# Data supplied start

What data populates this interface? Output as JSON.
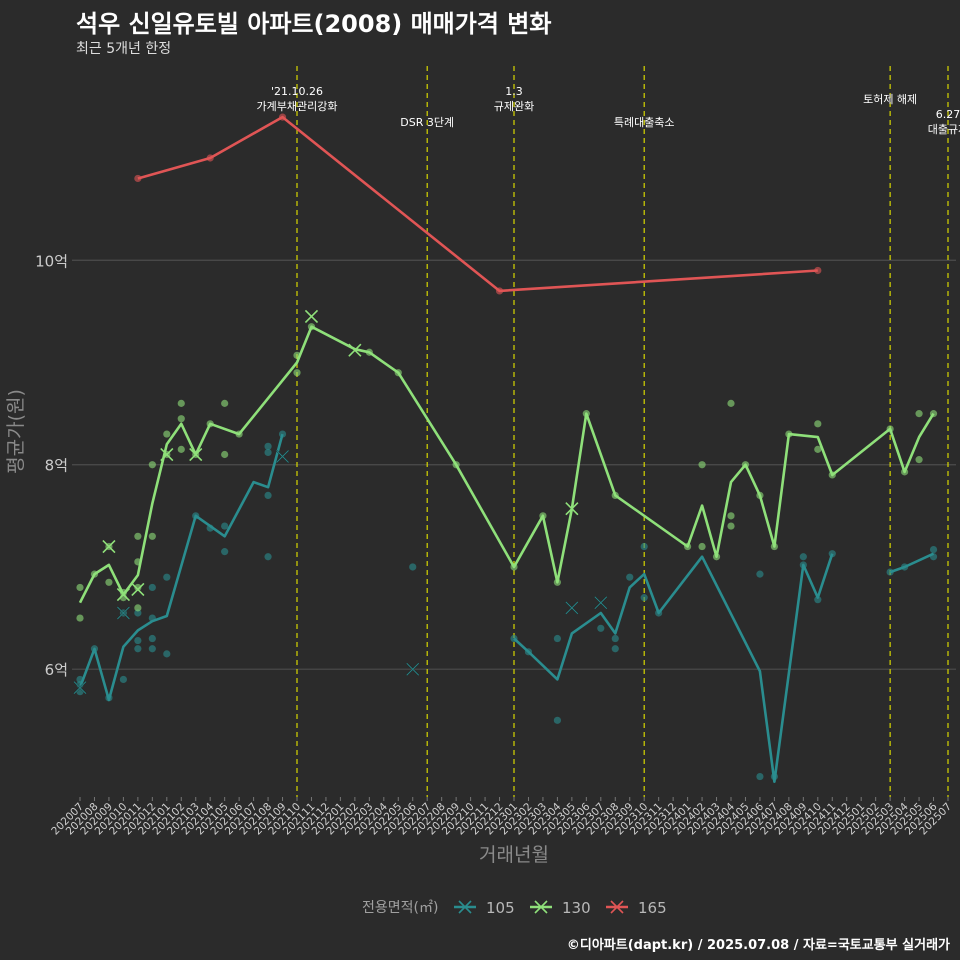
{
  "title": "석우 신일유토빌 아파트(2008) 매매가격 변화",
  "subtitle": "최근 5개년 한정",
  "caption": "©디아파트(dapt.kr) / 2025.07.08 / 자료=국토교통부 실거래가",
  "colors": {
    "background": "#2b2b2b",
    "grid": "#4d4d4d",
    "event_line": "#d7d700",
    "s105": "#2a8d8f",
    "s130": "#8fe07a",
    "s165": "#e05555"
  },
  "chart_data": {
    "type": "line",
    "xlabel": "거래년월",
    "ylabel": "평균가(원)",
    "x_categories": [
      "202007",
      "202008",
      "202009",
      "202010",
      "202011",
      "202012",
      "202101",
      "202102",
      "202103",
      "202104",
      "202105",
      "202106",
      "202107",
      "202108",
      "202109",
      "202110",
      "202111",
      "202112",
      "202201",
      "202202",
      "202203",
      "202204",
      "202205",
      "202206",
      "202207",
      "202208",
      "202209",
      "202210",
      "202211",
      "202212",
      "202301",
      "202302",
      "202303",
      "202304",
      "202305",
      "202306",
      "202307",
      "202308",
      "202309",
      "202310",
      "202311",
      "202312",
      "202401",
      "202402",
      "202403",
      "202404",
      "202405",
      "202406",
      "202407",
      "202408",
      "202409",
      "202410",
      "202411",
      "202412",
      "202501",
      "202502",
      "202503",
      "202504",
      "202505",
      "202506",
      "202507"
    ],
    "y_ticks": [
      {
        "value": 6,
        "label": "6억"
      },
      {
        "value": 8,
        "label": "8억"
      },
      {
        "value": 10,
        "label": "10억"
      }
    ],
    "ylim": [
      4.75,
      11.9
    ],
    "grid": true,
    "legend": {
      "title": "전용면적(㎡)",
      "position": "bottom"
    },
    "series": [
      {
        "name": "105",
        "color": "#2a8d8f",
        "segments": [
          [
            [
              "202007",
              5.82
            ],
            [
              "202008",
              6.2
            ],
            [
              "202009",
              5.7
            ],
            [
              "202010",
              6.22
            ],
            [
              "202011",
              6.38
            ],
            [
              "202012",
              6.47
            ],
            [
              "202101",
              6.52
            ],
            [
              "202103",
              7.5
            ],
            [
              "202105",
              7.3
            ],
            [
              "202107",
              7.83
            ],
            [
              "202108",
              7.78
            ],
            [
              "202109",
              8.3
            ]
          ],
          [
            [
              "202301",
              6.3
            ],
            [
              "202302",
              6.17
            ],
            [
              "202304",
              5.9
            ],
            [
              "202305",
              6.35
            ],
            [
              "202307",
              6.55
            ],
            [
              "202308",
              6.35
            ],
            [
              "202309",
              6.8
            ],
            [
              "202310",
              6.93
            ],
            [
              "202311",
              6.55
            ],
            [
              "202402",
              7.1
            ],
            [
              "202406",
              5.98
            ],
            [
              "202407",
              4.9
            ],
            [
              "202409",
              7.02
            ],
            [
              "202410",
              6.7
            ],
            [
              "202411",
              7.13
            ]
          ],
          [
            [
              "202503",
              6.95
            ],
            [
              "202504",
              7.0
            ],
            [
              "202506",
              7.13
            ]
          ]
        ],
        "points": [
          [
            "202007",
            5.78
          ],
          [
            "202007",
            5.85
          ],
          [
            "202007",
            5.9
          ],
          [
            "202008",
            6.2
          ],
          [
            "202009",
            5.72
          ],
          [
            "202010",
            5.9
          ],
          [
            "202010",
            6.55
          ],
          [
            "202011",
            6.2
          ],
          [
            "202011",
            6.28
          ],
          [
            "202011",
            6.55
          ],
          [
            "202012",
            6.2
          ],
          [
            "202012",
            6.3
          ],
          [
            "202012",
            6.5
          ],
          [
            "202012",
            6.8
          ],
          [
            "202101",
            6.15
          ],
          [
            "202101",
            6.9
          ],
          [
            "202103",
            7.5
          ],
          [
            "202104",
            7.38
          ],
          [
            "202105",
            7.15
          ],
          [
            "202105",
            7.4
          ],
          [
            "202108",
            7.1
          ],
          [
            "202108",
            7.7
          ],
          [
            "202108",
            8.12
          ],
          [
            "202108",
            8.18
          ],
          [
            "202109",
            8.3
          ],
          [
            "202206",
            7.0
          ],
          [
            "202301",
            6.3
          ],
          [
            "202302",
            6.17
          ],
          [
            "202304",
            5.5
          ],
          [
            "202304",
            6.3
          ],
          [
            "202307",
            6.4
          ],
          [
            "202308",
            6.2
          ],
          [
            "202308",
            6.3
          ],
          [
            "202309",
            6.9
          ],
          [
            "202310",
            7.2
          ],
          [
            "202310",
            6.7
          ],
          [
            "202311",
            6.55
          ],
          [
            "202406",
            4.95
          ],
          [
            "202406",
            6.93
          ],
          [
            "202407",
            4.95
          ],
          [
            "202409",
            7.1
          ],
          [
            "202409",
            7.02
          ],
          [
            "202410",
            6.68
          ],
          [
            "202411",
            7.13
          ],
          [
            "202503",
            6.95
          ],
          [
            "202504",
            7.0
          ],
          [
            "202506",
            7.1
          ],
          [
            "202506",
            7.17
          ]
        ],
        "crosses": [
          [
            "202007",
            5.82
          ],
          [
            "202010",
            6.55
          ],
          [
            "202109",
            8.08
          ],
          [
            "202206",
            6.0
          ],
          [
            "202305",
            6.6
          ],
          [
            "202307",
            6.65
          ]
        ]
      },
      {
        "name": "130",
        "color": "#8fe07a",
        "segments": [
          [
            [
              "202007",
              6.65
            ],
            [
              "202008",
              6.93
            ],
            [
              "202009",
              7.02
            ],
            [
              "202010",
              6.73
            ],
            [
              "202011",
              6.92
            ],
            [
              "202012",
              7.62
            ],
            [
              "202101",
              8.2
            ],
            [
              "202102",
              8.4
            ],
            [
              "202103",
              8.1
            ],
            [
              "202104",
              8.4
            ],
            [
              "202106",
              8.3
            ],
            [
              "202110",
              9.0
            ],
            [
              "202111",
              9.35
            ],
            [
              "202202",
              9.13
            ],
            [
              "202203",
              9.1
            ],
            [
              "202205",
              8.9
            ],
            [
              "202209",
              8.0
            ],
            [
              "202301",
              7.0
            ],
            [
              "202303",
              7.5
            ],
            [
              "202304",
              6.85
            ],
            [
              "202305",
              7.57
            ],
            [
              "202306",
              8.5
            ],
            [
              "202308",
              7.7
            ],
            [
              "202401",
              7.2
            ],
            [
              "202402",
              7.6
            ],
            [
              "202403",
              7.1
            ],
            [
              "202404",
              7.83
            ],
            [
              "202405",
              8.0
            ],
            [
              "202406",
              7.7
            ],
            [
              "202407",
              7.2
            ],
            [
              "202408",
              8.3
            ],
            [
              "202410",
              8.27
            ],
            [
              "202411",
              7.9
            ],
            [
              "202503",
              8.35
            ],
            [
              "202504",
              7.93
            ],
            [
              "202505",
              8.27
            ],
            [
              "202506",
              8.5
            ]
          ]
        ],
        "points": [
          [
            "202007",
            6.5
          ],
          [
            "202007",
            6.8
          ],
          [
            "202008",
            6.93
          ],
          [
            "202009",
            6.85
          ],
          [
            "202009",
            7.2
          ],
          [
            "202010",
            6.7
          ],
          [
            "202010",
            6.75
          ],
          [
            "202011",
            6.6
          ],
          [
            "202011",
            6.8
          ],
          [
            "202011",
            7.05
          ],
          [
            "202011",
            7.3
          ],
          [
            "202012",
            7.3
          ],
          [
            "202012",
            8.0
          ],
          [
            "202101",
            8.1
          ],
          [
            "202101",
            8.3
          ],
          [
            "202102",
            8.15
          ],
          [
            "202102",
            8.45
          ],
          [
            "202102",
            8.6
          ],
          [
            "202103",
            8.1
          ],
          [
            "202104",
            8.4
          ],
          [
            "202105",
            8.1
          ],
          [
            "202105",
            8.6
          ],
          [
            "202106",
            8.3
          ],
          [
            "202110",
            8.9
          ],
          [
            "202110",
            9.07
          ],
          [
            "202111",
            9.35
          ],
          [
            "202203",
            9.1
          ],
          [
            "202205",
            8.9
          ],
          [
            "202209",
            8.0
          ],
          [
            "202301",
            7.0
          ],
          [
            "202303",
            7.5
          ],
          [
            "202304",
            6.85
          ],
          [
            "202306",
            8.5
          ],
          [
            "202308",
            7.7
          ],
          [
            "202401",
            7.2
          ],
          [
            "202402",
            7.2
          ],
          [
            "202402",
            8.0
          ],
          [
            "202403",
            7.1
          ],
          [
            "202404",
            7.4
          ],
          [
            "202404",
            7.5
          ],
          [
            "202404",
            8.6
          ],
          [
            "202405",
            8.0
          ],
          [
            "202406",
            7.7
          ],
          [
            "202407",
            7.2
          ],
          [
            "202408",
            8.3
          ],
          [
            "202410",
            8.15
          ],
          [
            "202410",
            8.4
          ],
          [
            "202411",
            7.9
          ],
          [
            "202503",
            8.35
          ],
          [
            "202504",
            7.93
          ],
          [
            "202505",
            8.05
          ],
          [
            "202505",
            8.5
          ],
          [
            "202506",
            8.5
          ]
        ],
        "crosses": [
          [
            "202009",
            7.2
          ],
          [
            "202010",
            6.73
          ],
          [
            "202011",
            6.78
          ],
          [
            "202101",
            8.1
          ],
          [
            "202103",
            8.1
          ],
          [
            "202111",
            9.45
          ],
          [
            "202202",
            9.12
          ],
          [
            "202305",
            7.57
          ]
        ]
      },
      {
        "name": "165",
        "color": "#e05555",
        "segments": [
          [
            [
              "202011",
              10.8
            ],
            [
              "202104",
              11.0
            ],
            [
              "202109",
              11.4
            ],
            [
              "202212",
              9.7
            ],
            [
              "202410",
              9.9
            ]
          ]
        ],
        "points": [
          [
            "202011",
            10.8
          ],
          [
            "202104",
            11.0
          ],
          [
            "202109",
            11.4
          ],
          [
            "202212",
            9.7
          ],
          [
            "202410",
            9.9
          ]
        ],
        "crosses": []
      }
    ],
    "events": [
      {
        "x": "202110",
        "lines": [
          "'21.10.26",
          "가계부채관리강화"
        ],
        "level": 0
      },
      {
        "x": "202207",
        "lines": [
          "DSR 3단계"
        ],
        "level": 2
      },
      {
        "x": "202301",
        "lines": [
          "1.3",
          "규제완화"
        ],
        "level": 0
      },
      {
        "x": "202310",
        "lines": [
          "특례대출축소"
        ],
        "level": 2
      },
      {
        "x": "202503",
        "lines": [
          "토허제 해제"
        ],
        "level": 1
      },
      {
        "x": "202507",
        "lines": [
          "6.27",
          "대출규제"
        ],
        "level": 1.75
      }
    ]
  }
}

# Data supplied end
# Data supplied start

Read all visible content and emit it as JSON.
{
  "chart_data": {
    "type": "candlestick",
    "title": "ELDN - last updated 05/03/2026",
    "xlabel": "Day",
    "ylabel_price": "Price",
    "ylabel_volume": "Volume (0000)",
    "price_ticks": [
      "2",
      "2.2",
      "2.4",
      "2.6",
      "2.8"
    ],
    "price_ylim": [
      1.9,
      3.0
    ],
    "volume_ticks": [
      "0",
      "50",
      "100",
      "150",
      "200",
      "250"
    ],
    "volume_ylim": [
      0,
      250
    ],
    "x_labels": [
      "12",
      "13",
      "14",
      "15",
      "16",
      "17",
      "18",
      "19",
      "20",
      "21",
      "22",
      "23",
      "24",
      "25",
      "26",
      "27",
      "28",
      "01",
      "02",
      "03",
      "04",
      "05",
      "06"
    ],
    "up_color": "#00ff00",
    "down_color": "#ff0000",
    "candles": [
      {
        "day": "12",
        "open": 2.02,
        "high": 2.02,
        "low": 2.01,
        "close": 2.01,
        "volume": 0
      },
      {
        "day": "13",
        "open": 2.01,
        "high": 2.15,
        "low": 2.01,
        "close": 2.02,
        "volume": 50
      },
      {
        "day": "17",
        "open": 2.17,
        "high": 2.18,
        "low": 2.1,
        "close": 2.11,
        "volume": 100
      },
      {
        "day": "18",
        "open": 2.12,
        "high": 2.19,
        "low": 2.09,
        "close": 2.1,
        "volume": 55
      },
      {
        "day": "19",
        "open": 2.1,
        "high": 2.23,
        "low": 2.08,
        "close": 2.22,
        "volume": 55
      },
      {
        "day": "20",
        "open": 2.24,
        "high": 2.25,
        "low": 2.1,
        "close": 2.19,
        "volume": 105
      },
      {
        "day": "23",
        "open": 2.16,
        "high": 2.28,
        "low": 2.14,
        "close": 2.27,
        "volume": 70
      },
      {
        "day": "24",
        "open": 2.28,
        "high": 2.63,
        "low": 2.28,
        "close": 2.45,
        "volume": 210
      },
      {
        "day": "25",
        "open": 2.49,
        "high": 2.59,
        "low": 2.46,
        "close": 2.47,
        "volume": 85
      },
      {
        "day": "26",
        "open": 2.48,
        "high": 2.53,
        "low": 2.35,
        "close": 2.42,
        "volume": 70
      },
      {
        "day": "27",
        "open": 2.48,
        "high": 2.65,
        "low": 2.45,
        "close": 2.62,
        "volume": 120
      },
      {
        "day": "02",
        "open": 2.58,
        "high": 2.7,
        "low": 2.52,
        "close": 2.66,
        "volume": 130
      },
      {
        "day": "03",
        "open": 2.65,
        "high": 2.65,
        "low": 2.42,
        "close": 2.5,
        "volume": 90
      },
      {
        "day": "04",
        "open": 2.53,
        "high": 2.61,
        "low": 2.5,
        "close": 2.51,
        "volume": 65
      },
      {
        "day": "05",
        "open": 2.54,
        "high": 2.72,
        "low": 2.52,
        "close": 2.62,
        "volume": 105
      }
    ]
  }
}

# Data supplied end

**What you are asked to do:**
Filter the records above for "JSON" and copy every matching line.

**In response:**
What data populates this interface? Output as JSON.
Read all visible content and emit it as JSON.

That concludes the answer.